-- Start Records shown --

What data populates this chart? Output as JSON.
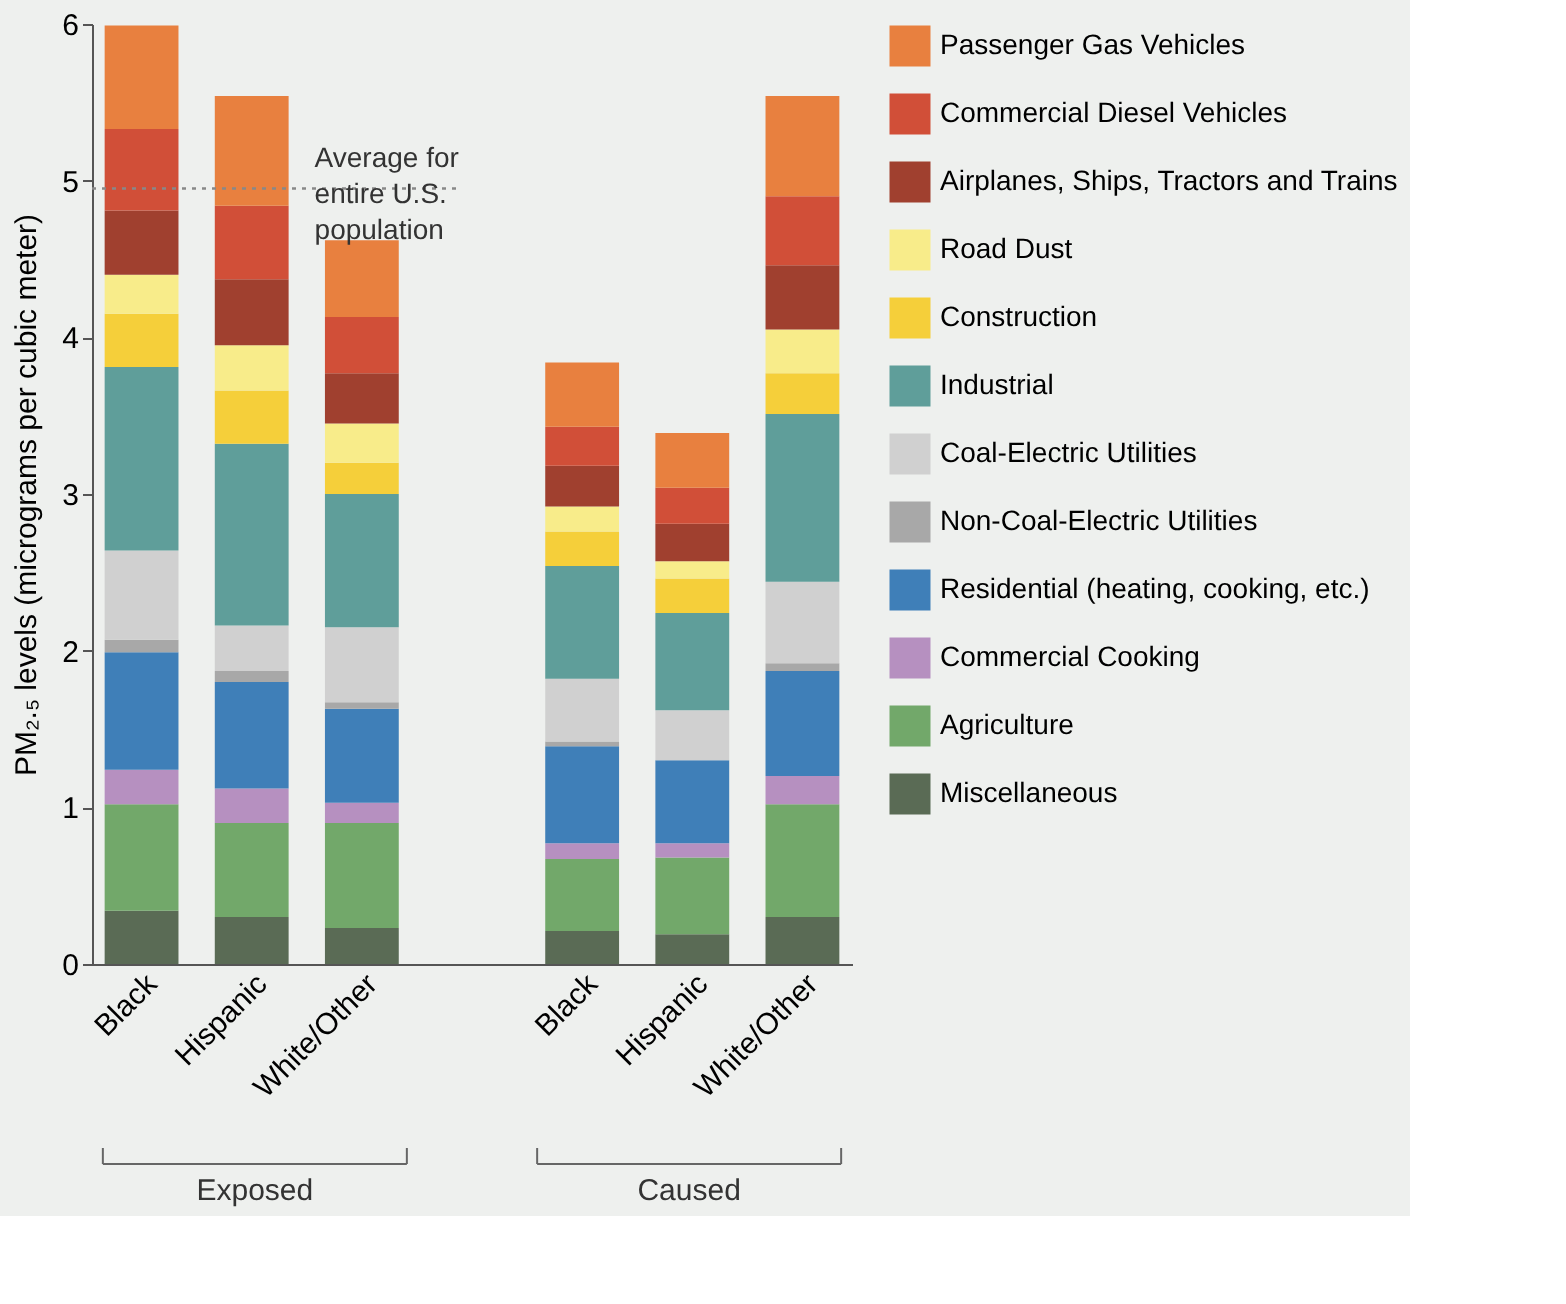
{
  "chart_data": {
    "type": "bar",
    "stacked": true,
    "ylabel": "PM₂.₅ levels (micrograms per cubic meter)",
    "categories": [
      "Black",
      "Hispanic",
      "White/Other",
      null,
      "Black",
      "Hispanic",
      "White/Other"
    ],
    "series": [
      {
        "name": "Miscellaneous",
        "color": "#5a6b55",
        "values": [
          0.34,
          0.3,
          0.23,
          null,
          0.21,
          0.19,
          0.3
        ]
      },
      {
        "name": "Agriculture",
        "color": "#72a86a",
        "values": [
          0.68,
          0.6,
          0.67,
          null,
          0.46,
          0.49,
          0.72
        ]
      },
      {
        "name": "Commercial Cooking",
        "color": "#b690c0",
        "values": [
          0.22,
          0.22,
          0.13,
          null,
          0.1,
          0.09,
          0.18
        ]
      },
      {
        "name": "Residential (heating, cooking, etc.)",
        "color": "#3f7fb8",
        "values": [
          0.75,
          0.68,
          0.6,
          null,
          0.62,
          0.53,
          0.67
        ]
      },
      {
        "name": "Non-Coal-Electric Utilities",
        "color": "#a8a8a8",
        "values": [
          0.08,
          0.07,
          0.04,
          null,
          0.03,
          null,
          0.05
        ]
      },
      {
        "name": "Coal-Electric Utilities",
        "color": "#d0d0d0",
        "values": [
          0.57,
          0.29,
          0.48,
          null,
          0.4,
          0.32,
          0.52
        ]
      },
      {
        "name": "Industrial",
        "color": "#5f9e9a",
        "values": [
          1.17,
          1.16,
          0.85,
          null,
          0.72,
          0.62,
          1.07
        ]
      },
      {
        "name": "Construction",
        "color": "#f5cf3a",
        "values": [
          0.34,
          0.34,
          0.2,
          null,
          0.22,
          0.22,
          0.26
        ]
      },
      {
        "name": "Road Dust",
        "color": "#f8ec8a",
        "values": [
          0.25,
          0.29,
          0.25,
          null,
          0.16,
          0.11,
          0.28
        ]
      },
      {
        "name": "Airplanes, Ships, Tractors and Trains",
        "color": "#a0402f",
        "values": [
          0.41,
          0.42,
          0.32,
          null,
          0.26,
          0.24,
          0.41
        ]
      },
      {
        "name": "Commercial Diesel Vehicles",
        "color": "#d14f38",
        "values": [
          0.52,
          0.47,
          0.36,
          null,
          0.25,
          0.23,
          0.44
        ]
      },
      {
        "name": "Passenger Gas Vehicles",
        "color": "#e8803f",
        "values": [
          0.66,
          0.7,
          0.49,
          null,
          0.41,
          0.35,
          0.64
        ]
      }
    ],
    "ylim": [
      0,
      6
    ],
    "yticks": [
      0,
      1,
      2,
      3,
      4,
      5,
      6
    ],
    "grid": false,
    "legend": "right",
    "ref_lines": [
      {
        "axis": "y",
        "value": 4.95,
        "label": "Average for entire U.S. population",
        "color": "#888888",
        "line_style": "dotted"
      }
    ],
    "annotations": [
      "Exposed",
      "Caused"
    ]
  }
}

-- End Records shown --

> **Requirements**
Filter for "Electric". Return all lines that hold it.

> **Complete answer**
        "name": "Non-Coal-Electric Utilities",
        "name": "Coal-Electric Utilities",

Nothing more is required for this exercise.